Items from a data source:
═══

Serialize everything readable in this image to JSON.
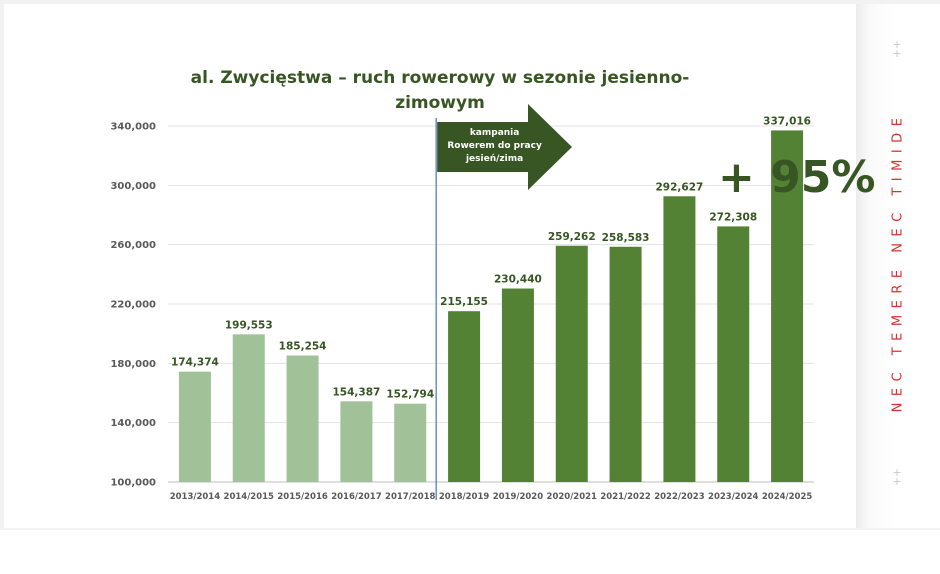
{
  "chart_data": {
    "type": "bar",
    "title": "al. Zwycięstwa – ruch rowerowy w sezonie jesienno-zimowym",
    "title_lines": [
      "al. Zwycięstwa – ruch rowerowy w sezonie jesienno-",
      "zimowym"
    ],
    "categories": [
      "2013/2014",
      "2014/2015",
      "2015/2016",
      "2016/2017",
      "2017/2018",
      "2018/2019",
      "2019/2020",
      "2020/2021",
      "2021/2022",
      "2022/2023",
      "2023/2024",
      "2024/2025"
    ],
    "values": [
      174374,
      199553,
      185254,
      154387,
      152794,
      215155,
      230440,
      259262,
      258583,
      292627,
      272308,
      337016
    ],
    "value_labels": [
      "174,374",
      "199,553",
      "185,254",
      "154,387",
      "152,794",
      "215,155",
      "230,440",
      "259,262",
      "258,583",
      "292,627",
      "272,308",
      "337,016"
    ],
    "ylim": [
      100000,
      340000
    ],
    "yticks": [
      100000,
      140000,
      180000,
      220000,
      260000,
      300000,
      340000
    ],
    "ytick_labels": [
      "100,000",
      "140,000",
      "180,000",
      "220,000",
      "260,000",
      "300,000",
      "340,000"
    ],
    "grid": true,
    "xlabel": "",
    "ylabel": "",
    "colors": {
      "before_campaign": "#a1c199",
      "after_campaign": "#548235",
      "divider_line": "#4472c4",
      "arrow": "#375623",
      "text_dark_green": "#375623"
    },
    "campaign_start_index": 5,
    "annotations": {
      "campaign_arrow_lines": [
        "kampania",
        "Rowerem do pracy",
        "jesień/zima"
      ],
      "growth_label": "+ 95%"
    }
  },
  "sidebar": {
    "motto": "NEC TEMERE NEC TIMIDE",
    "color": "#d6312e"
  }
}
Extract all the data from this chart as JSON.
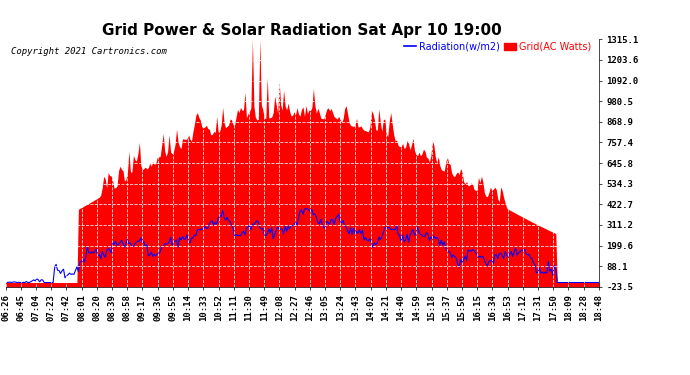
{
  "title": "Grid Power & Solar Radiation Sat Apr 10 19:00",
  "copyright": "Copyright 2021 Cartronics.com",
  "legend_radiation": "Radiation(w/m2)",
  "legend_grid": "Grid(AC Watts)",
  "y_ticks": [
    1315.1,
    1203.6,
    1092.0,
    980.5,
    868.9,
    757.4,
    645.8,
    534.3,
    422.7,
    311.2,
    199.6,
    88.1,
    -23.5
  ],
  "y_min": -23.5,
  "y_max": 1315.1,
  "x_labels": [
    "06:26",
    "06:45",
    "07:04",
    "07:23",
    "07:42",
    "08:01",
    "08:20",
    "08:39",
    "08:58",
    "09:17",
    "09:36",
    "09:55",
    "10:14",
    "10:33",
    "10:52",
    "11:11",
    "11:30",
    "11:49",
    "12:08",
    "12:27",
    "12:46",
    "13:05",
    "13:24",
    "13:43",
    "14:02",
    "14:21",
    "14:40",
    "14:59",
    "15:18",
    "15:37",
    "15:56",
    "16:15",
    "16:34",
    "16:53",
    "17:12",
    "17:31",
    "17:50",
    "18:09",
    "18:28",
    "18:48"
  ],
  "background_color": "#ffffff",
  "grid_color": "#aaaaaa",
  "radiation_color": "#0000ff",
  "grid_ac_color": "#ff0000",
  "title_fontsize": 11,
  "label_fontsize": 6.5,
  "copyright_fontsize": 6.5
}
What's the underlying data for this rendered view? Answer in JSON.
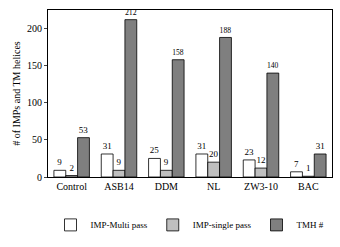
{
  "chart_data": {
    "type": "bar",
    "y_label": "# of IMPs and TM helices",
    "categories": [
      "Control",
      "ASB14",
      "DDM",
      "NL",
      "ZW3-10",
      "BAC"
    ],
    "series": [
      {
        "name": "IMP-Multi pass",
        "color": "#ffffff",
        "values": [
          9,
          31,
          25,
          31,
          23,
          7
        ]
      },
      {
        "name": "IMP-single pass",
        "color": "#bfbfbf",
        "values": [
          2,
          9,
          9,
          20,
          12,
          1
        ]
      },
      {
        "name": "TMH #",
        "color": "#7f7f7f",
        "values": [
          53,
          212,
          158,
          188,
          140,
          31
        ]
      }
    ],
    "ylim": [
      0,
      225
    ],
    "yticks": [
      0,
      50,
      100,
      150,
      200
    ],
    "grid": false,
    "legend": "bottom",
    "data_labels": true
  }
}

═══

### Set task
Using the records above, find and show each line with the string "zimowym".

### Reply to the exercise
    "title": "al. Zwycięstwa – ruch rowerowy w sezonie jesienno-zimowym",
      "zimowym"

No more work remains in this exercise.